§ Task description: Count every line where "data" shows up, and give that number only.

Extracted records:
· · · ·

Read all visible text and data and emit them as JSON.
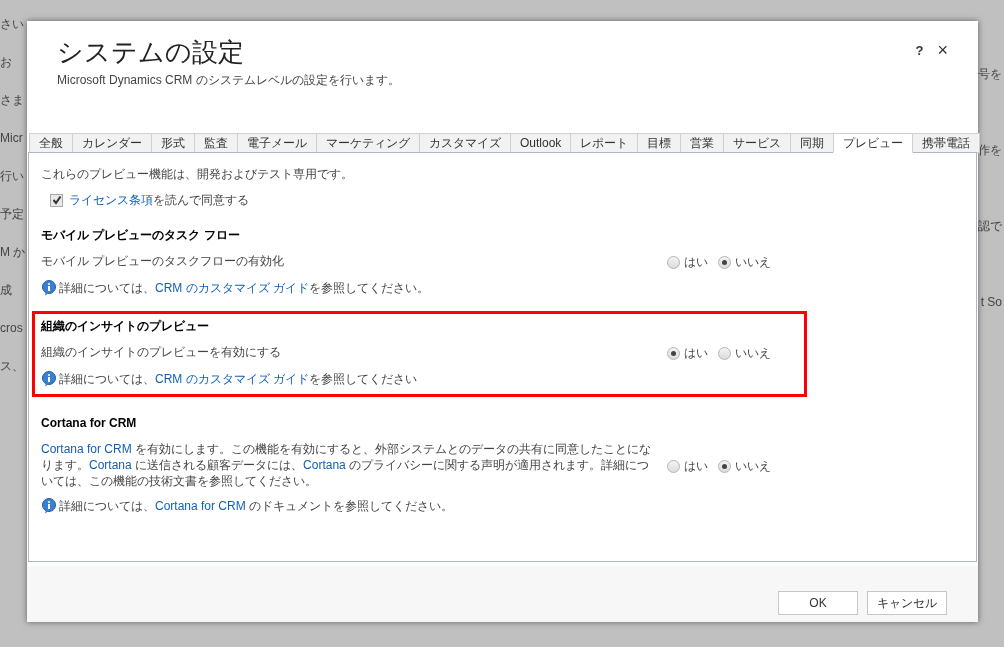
{
  "background": {
    "left": [
      "さい",
      "お",
      "さま",
      "Micr",
      "行い",
      "予定",
      "M か",
      "成",
      "cros",
      "ス、"
    ],
    "right": [
      "号を",
      "作を",
      "認で",
      "t So"
    ]
  },
  "dialog": {
    "title": "システムの設定",
    "subtitle": "Microsoft Dynamics CRM のシステムレベルの設定を行います。",
    "help": "?",
    "close": "×"
  },
  "tabs": [
    {
      "label": "全般",
      "selected": false
    },
    {
      "label": "カレンダー",
      "selected": false
    },
    {
      "label": "形式",
      "selected": false
    },
    {
      "label": "監査",
      "selected": false
    },
    {
      "label": "電子メール",
      "selected": false
    },
    {
      "label": "マーケティング",
      "selected": false
    },
    {
      "label": "カスタマイズ",
      "selected": false
    },
    {
      "label": "Outlook",
      "selected": false
    },
    {
      "label": "レポート",
      "selected": false
    },
    {
      "label": "目標",
      "selected": false
    },
    {
      "label": "営業",
      "selected": false
    },
    {
      "label": "サービス",
      "selected": false
    },
    {
      "label": "同期",
      "selected": false
    },
    {
      "label": "プレビュー",
      "selected": true
    },
    {
      "label": "携帯電話",
      "selected": false
    }
  ],
  "intro": "これらのプレビュー機能は、開発およびテスト専用です。",
  "license": {
    "checked": true,
    "link": "ライセンス条項",
    "text": "を読んで同意する"
  },
  "sections": [
    {
      "title": "モバイル プレビューのタスク フロー",
      "highlighted": false,
      "description": [
        {
          "text": "モバイル プレビューのタスクフローの有効化",
          "link": false
        }
      ],
      "options": [
        {
          "label": "はい",
          "selected": false
        },
        {
          "label": "いいえ",
          "selected": true
        }
      ],
      "info": {
        "before": "詳細については、",
        "link": "CRM のカスタマイズ ガイド",
        "after": "を参照してください。"
      }
    },
    {
      "title": "組織のインサイトのプレビュー",
      "highlighted": true,
      "description": [
        {
          "text": "組織のインサイトのプレビューを有効にする",
          "link": false
        }
      ],
      "options": [
        {
          "label": "はい",
          "selected": true
        },
        {
          "label": "いいえ",
          "selected": false
        }
      ],
      "info": {
        "before": "詳細については、",
        "link": "CRM のカスタマイズ ガイド",
        "after": "を参照してください"
      }
    },
    {
      "title": "Cortana for CRM",
      "highlighted": false,
      "description": [
        {
          "text": "Cortana for CRM",
          "link": true
        },
        {
          "text": " を有効にします。この機能を有効にすると、外部システムとのデータの共有に同意したことになります。",
          "link": false
        },
        {
          "text": "Cortana",
          "link": true
        },
        {
          "text": " に送信される顧客データには、",
          "link": false
        },
        {
          "text": "Cortana",
          "link": true
        },
        {
          "text": " のプライバシーに関する声明が適用されます。詳細については、この機能の技術文書を参照してください。",
          "link": false
        }
      ],
      "options": [
        {
          "label": "はい",
          "selected": false
        },
        {
          "label": "いいえ",
          "selected": true
        }
      ],
      "info": {
        "before": "詳細については、",
        "link": "Cortana for CRM",
        "after": " のドキュメントを参照してください。"
      }
    }
  ],
  "buttons": [
    "OK",
    "キャンセル"
  ]
}
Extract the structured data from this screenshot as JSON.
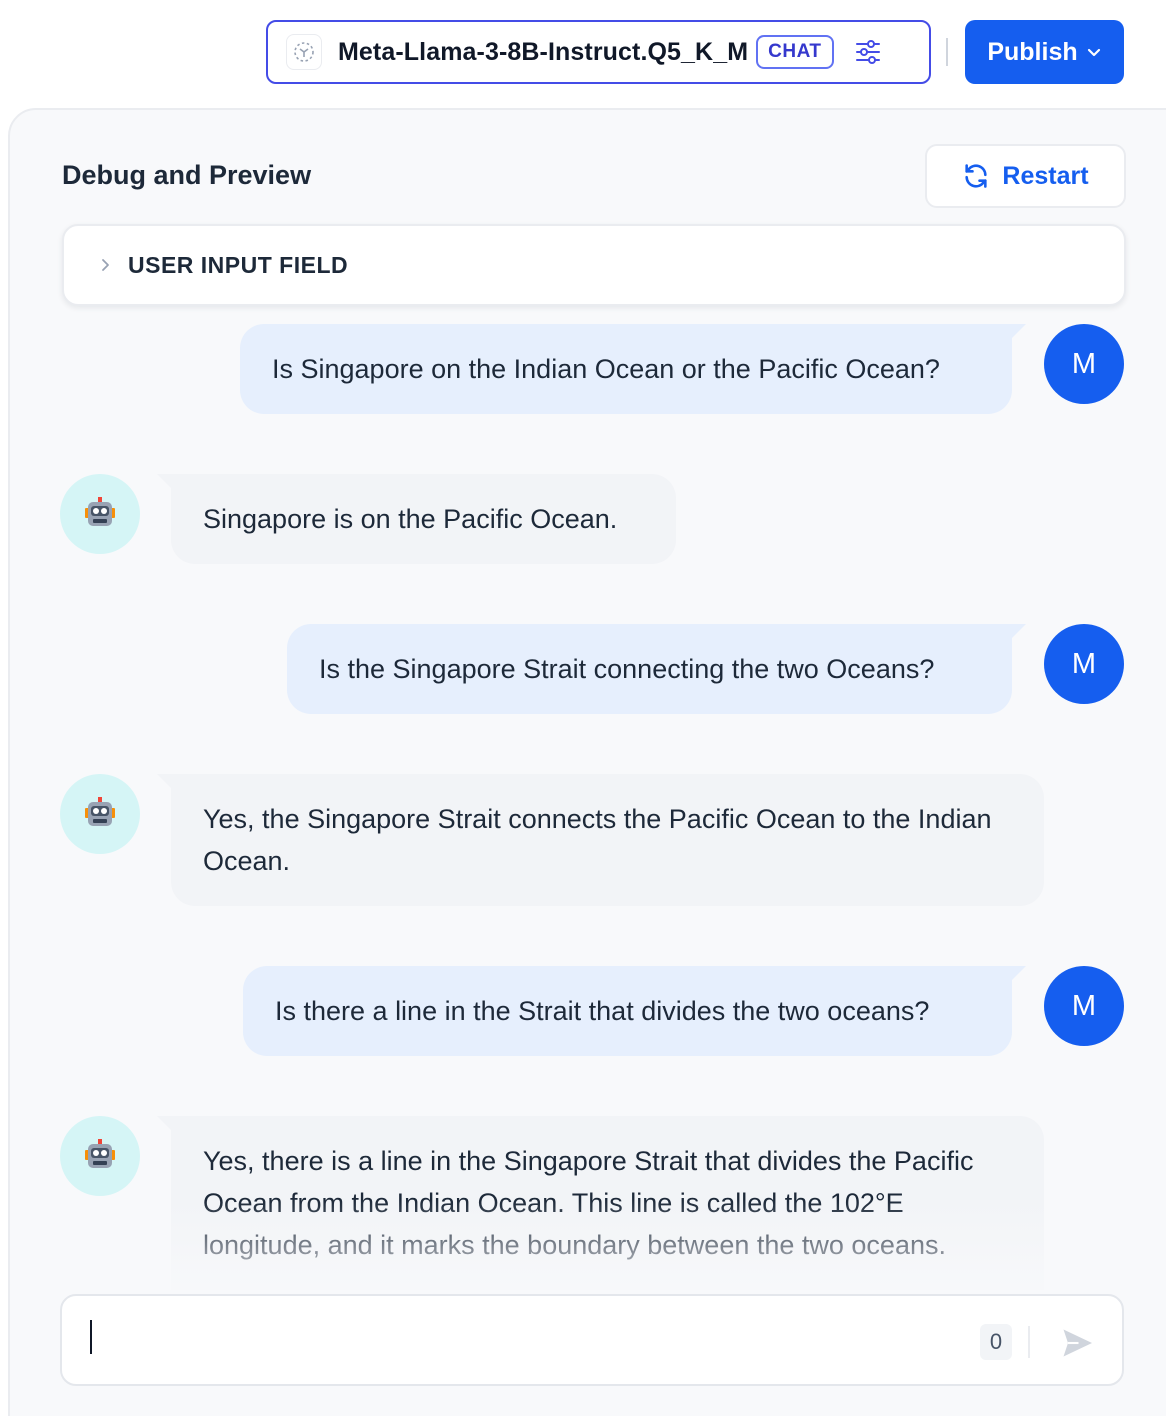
{
  "header": {
    "model_name": "Meta-Llama-3-8B-Instruct.Q5_K_M",
    "model_mode_badge": "CHAT",
    "publish_label": "Publish"
  },
  "panel": {
    "title": "Debug and Preview",
    "restart_label": "Restart",
    "user_input_section_label": "USER INPUT FIELD"
  },
  "messages": [
    {
      "role": "user",
      "avatar_initial": "M",
      "text": "Is Singapore on the Indian Ocean or the Pacific Ocean?"
    },
    {
      "role": "assistant",
      "avatar_icon": "robot-icon",
      "text": "Singapore is on the Pacific Ocean."
    },
    {
      "role": "user",
      "avatar_initial": "M",
      "text": "Is the Singapore Strait connecting the two Oceans?"
    },
    {
      "role": "assistant",
      "avatar_icon": "robot-icon",
      "text": "Yes, the Singapore Strait connects the Pacific Ocean to the Indian Ocean."
    },
    {
      "role": "user",
      "avatar_initial": "M",
      "text": "Is there a line in the Strait that divides the two oceans?"
    },
    {
      "role": "assistant",
      "avatar_icon": "robot-icon",
      "text": "Yes, there is a line in the Singapore Strait that divides the Pacific Ocean from the Indian Ocean. This line is called the 102°E longitude, and it marks the boundary between the two oceans."
    }
  ],
  "composer": {
    "value": "",
    "char_count": "0"
  },
  "colors": {
    "accent": "#155eef",
    "user_bubble": "#e6effd",
    "bot_bubble": "#f2f4f7",
    "bot_avatar_bg": "#d5f5f6"
  }
}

· · · ·

§ Answer for the task: 2